= DOCUMENT EXCERPT =

16.3.10

talk like that

Intelligent music critic Nitsuh Abebe has a new column on Pitchfork, 'Why We Fight', that looks at discourses and conversations we have around pop. His first post begins to dive into the very thorny question of where the music ends and the discussion begins, and how the latter increasingly impacts the former with everything online:
Because on the web, there's no such thing as silent dismissal, the invisible shrug of this-is-not-for-me: everything's verbalized. Casual dismissal-- "this bugs me," "I can't stand that voice"-- starts to look more like active criticism. People snipe or worry about whatever seems to be at issue, even if what's at issue has more to do with our arguments than what's happening in the music.

Beyond that, it seems to me that Abebe is grappling with the very thorny issue of how exactly to
write about music. Clearly his notion of criticism transcends mere evaluation (criticism as consumer guide), but as soon as issues of representation are brought in, then with it comes the question of whether pop (I'll leave out indie for now) should even be amenable to intellectual discussion. Or, to put it more simply, isn't it just about the music maaaan? Of course not, but whether picking the eyes out of popular texts either by constant bitching - "simply locating what's different or notable about a given act and then chipping away at it, finding the most efficient way of mocking it, ferreting out the exact interpretation of what's happening that best allows us to critique it" - or by treating it as a given semiotic system just waiting to be unpacked, as academics do, really amount to anything different is another question. I cannot say in any way, shape or form that I'm not guilty of this exact thing, but I think criticism (mine included), needs to find a way to incorporate intellectualised discussion with appreciation for - and moreover, articulation of - the pure affective force of pop, and music more generally.

I was thinking about this when reading Robin Jame's wonderful post on 'Single Ladies' and the way she couched the discussion:
BeyoncĂ© is an amazingly talented artist who plays around in very subtle and nuanced ways with “serious ideas” – all while singing some damn catchy hooks. It’s REALLY HARD to make delectable pop that also problematizes ideas in ways that are interesting to academics.

And I wondered to myself, 'is that what pop music
should do? Make itself "interesting" to academics? Isn't this kind of depressing?'

Anyhow, I'm not sure if this whole issue is just one that anybody thinking about pop music in a theoretical or philosophical way inevitably comes up against, but I'd very much appreciate anyone's own experiences and take on the whole thing, please, to help clarify my own.

I'll leave the final word to Philip Brophy:
Time has well passed for the need to analyse pop culture, as if it were a frustrating closed system of signs proliferated through each wave of subcultural commodification. Pop culture is too pervasive, rampant, eclectic and polyglottal to unravelled and remade into an academic macramé pot holder.

1 riffs:

Andrew McMillen said...

I'm unsure how to respond, but I just wanted to thank you all the same for pointing me toward that Pitchfork column, Lawson. Cheers.

= SUPPLIED MATERIAL =
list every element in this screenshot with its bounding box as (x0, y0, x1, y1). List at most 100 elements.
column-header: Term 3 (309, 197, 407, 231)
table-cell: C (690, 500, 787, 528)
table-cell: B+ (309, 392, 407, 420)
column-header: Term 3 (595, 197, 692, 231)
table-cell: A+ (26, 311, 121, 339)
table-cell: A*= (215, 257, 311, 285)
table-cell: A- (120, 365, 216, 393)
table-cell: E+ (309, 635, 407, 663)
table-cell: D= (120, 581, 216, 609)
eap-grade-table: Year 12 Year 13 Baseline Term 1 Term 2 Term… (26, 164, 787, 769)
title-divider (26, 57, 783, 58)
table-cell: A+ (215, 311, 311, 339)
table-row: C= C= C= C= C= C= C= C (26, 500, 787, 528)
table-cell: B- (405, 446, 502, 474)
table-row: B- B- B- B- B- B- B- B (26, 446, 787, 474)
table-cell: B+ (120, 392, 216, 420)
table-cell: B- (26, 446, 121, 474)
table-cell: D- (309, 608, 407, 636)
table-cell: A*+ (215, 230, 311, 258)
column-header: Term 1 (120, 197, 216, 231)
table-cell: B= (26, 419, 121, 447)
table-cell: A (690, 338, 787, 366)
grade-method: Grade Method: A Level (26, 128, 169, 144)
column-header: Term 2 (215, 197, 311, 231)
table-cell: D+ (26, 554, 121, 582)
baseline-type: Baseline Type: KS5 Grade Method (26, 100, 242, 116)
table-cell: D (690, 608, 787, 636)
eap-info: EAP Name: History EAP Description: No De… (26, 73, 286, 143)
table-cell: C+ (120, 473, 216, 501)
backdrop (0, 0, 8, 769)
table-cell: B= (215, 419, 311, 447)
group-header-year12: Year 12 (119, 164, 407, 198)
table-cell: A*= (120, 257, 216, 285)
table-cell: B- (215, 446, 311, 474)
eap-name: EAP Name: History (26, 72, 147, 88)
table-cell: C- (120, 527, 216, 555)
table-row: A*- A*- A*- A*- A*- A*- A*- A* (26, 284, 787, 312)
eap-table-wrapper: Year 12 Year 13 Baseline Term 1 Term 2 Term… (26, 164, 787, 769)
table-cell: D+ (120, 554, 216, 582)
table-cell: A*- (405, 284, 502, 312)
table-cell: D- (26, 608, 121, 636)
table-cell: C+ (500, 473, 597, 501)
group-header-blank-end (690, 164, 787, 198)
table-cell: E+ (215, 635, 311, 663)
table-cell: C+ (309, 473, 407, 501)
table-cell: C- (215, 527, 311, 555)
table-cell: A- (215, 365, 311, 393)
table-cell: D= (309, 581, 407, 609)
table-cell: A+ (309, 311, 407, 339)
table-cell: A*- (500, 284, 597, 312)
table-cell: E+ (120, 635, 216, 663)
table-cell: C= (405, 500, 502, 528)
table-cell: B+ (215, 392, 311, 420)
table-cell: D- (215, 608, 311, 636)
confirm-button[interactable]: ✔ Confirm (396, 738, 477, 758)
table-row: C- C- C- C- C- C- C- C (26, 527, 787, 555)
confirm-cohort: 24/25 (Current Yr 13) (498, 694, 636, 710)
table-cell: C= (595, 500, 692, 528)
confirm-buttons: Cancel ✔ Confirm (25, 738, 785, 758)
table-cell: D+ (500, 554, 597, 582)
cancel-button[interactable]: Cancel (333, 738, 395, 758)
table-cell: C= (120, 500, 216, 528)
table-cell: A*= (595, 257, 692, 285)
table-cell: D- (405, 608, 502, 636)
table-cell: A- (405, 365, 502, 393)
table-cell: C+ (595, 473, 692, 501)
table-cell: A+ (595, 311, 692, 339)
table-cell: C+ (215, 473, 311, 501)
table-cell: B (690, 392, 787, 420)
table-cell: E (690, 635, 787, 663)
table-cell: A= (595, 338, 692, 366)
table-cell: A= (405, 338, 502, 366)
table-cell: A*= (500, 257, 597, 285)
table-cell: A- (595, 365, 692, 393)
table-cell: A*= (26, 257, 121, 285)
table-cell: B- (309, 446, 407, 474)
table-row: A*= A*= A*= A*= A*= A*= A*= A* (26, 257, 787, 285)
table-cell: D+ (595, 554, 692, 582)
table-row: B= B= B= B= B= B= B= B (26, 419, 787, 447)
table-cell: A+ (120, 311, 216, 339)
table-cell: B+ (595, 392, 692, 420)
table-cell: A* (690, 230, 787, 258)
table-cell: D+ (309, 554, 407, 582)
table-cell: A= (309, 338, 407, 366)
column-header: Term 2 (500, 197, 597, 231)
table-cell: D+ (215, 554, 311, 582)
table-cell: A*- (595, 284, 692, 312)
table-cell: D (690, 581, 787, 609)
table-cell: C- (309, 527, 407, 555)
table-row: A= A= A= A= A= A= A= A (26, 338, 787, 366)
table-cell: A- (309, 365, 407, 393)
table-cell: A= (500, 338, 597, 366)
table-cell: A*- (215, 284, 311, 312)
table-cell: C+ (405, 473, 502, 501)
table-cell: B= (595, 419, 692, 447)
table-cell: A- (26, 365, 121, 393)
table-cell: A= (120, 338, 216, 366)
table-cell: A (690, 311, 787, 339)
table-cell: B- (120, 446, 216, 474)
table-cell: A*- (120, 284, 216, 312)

= TASK LIST =
1. Using the blog post on music criticism, decide whether each statement agrees with it: (a) Abebe's column on Pitchfork is titled 'Why We Fight'. (b) The writer claims to be free of the habit of picking apart popular texts. (c) The final word is given to Nitsuh Abebe. Answer yes or no for each, and quote the words that decide it.
2. Reproduce the blog post on music criticism from "Anyhow, I'm not" up to and including "column, Lawson. Cheers.".
Use only the blog post on music criticism.

= RESULTS BY TASK =
1.
(a) Yes: "has a new column on Pitchfork, 'Why We Fight'"
(b) No: "I cannot say in any way, shape or form that I'm not guilty of this exact thing"
(c) No: "I'll leave the final word to Philip Brophy"

2.
Anyhow, I'm not sure if this whole issue is just one that anybody thinking about pop music in a theoretical or philosophical way inevitably comes up against, but I'd very much appreciate anyone's own experiences and take on the whole thing, please, to help clarify my own.

I'll leave the final word to Philip Brophy:
Time has well passed for the need to analyse pop culture, as if it were a frustrating closed system of signs proliferated through each wave of subcultural commodification. Pop culture is too pervasive, rampant, eclectic and polyglottal to unravelled and remade into an academic macramé pot holder.

1 riffs:

Andrew McMillen said...

I'm unsure how to respond, but I just wanted to thank you all the same for pointing me toward that Pitchfork column, Lawson. Cheers.